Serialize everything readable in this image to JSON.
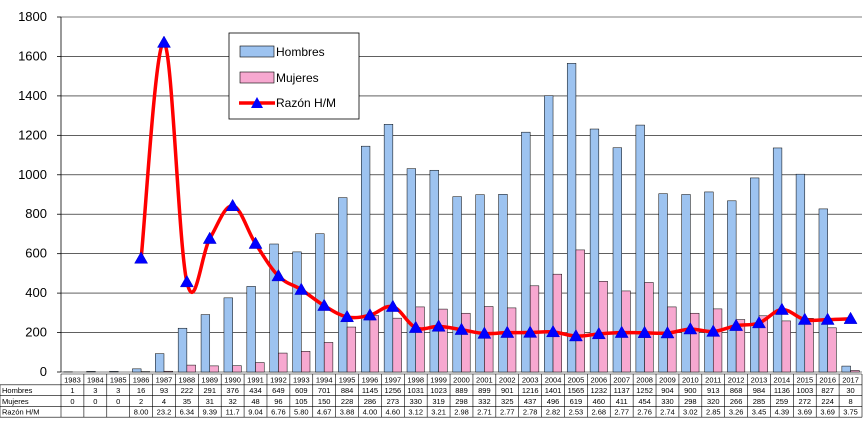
{
  "chart_data": {
    "type": "bar",
    "categories": [
      "1983",
      "1984",
      "1985",
      "1986",
      "1987",
      "1988",
      "1989",
      "1990",
      "1991",
      "1992",
      "1993",
      "1994",
      "1995",
      "1996",
      "1997",
      "1998",
      "1999",
      "2000",
      "2001",
      "2002",
      "2003",
      "2004",
      "2005",
      "2006",
      "2007",
      "2008",
      "2009",
      "2010",
      "2011",
      "2012",
      "2013",
      "2014",
      "2015",
      "2016",
      "2017"
    ],
    "series": [
      {
        "name": "Hombres",
        "kind": "bar",
        "color": "#9DC3F0",
        "values": [
          1,
          3,
          3,
          16,
          93,
          222,
          291,
          376,
          434,
          649,
          609,
          701,
          884,
          1145,
          1256,
          1031,
          1023,
          889,
          899,
          901,
          1216,
          1401,
          1565,
          1232,
          1137,
          1252,
          904,
          900,
          913,
          868,
          984,
          1136,
          1003,
          827,
          30
        ]
      },
      {
        "name": "Mujeres",
        "kind": "bar",
        "color": "#F7A8D0",
        "values": [
          0,
          0,
          0,
          2,
          4,
          35,
          31,
          32,
          48,
          96,
          105,
          150,
          228,
          286,
          273,
          330,
          319,
          298,
          332,
          325,
          437,
          496,
          619,
          460,
          411,
          454,
          330,
          298,
          320,
          266,
          285,
          259,
          272,
          224,
          8
        ]
      },
      {
        "name": "Razón H/M",
        "kind": "line",
        "color": "#FF0000",
        "values": [
          null,
          null,
          null,
          8.0,
          23.2,
          6.34,
          9.39,
          11.7,
          9.04,
          6.76,
          5.8,
          4.67,
          3.88,
          4.0,
          4.6,
          3.12,
          3.21,
          2.98,
          2.71,
          2.77,
          2.78,
          2.82,
          2.53,
          2.68,
          2.77,
          2.76,
          2.74,
          3.02,
          2.85,
          3.26,
          3.45,
          4.39,
          3.69,
          3.69,
          3.75
        ]
      }
    ],
    "table_rows": [
      {
        "label": "Hombres",
        "cells": [
          "1",
          "3",
          "3",
          "16",
          "93",
          "222",
          "291",
          "376",
          "434",
          "649",
          "609",
          "701",
          "884",
          "1145",
          "1256",
          "1031",
          "1023",
          "889",
          "899",
          "901",
          "1216",
          "1401",
          "1565",
          "1232",
          "1137",
          "1252",
          "904",
          "900",
          "913",
          "868",
          "984",
          "1136",
          "1003",
          "827",
          "30"
        ]
      },
      {
        "label": "Mujeres",
        "cells": [
          "0",
          "0",
          "0",
          "2",
          "4",
          "35",
          "31",
          "32",
          "48",
          "96",
          "105",
          "150",
          "228",
          "286",
          "273",
          "330",
          "319",
          "298",
          "332",
          "325",
          "437",
          "496",
          "619",
          "460",
          "411",
          "454",
          "330",
          "298",
          "320",
          "266",
          "285",
          "259",
          "272",
          "224",
          "8"
        ]
      },
      {
        "label": "Razón H/M",
        "cells": [
          "",
          "",
          "",
          "8.00",
          "23.2",
          "6.34",
          "9.39",
          "11.7",
          "9.04",
          "6.76",
          "5.80",
          "4.67",
          "3.88",
          "4.00",
          "4.60",
          "3.12",
          "3.21",
          "2.98",
          "2.71",
          "2.77",
          "2.78",
          "2.82",
          "2.53",
          "2.68",
          "2.77",
          "2.76",
          "2.74",
          "3.02",
          "2.85",
          "3.26",
          "3.45",
          "4.39",
          "3.69",
          "3.69",
          "3.75"
        ]
      }
    ],
    "yticks": [
      "0",
      "200",
      "400",
      "600",
      "800",
      "1000",
      "1200",
      "1400",
      "1600",
      "1800"
    ],
    "ylim": [
      0,
      1800
    ],
    "ratio_scale": 72,
    "legend": [
      "Hombres",
      "Mujeres",
      "Razón H/M"
    ],
    "legend_position": "top-left",
    "grid": true,
    "title": "",
    "xlabel": "",
    "ylabel": ""
  }
}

◆ ◆ ◆ ◆ ◆ ◆ ◆

TASK REQUIREMENTS> Copy every line of the listing that contains the word "Hombres".

OUTPUT OF THE TASK>
        "name": "Hombres",
        "label": "Hombres",
      "Hombres",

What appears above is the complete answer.